_Required work_
Please quote every line word for word.

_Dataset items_
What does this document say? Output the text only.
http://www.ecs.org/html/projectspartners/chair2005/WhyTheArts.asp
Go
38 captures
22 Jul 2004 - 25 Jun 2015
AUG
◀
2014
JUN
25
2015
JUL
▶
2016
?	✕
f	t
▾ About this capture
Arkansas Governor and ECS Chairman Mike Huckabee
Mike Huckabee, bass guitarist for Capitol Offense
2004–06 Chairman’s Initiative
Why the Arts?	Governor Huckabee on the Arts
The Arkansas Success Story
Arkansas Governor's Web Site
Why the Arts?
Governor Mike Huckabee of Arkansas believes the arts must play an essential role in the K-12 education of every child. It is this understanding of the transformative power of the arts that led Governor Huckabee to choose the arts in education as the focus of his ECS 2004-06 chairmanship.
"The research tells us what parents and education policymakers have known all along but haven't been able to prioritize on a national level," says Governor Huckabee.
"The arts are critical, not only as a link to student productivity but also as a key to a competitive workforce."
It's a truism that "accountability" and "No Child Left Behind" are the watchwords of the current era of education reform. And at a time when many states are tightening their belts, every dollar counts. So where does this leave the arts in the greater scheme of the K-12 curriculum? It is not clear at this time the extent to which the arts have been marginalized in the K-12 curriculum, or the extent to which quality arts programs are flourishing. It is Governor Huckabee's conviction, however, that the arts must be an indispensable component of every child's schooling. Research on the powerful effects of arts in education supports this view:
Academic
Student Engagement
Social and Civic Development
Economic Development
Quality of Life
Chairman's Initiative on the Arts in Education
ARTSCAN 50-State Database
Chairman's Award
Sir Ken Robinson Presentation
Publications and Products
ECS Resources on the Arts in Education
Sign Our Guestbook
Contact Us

_Written reply_
What does this document say? Output the text only.
http://www.ecs.org/html/projectspartners/chair2005/WhyTheArts.asp
Go
38 captures
22 Jul 2004 - 25 Jun 2015
AUG
◀
2014
JUN
25
2015
JUL
▶
2016
?	✕
f	t
▾ About this capture
Arkansas Governor and ECS Chairman Mike Huckabee
Mike Huckabee, bass guitarist for Capitol Offense
2004–06 Chairman’s Initiative
Why the Arts?	Governor Huckabee on the Arts
The Arkansas Success Story
Arkansas Governor's Web Site
Why the Arts?
Governor Mike Huckabee of Arkansas believes the arts must play an essential role in the K-12 education of every child. It is this understanding of the transformative power of the arts that led Governor Huckabee to choose the arts in education as the focus of his ECS 2004-06 chairmanship.
"The research tells us what parents and education policymakers have known all along but haven't been able to prioritize on a national level," says Governor Huckabee.
"The arts are critical, not only as a link to student productivity but also as a key to a competitive workforce."
It's a truism that "accountability" and "No Child Left Behind" are the watchwords of the current era of education reform. And at a time when many states are tightening their belts, every dollar counts. So where does this leave the arts in the greater scheme of the K-12 curriculum? It is not clear at this time the extent to which the arts have been marginalized in the K-12 curriculum, or the extent to which quality arts programs are flourishing. It is Governor Huckabee's conviction, however, that the arts must be an indispensable component of every child's schooling. Research on the powerful effects of arts in education supports this view:
Academic
Student Engagement
Social and Civic Development
Economic Development
Quality of Life
Chairman's Initiative on the Arts in Education
ARTSCAN 50-State Database
Chairman's Award
Sir Ken Robinson Presentation
Publications and Products
ECS Resources on the Arts in Education
Sign Our Guestbook
Contact Us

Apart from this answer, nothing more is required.